◆ EXERCISE TASK
Skip the images. Copy the records exactly as written.

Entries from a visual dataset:
--- START ---

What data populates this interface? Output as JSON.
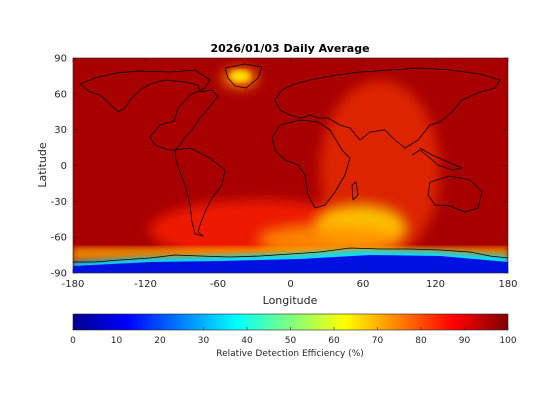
{
  "chart_data": {
    "type": "heatmap",
    "title": "2026/01/03 Daily Average",
    "xlabel": "Longitude",
    "ylabel": "Latitude",
    "xlim": [
      -180,
      180
    ],
    "ylim": [
      -90,
      90
    ],
    "x_ticks": [
      -180,
      -120,
      -60,
      0,
      60,
      120,
      180
    ],
    "y_ticks": [
      90,
      60,
      30,
      0,
      -30,
      -60,
      -90
    ],
    "colorbar": {
      "label": "Relative Detection Efficiency (%)",
      "range": [
        0,
        100
      ],
      "ticks": [
        0,
        10,
        20,
        30,
        40,
        50,
        60,
        70,
        80,
        90,
        100
      ],
      "colormap": "jet",
      "colormap_colors": [
        "#00008f",
        "#0000ff",
        "#00ffff",
        "#ffff00",
        "#ff0000",
        "#800000"
      ]
    },
    "features": [
      {
        "region": "Antarctica (south of about -75)",
        "value_approx": 5
      },
      {
        "region": "Antarctic margin band",
        "value_approx": 45
      },
      {
        "region": "Southern Indian Ocean (around 0 to 60 lon, -40 to -60 lat)",
        "value_approx": 68
      },
      {
        "region": "Greenland interior",
        "value_approx": 72
      },
      {
        "region": "Background oceans and land",
        "value_approx": 92
      }
    ]
  }
}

--- END ---

◆ CORRECT ANSWER
What data populates this interface? Output as JSON.
{
  "chart_data": {
    "type": "heatmap",
    "title": "2026/01/03 Daily Average",
    "xlabel": "Longitude",
    "ylabel": "Latitude",
    "xlim": [
      -180,
      180
    ],
    "ylim": [
      -90,
      90
    ],
    "x_ticks": [
      -180,
      -120,
      -60,
      0,
      60,
      120,
      180
    ],
    "y_ticks": [
      90,
      60,
      30,
      0,
      -30,
      -60,
      -90
    ],
    "colorbar": {
      "label": "Relative Detection Efficiency (%)",
      "range": [
        0,
        100
      ],
      "ticks": [
        0,
        10,
        20,
        30,
        40,
        50,
        60,
        70,
        80,
        90,
        100
      ],
      "colormap": "jet",
      "colormap_colors": [
        "#00008f",
        "#0000ff",
        "#00ffff",
        "#ffff00",
        "#ff0000",
        "#800000"
      ]
    },
    "features": [
      {
        "region": "Antarctica (south of about -75)",
        "value_approx": 5
      },
      {
        "region": "Antarctic margin band",
        "value_approx": 45
      },
      {
        "region": "Southern Indian Ocean (around 0 to 60 lon, -40 to -60 lat)",
        "value_approx": 68
      },
      {
        "region": "Greenland interior",
        "value_approx": 72
      },
      {
        "region": "Background oceans and land",
        "value_approx": 92
      }
    ]
  }
}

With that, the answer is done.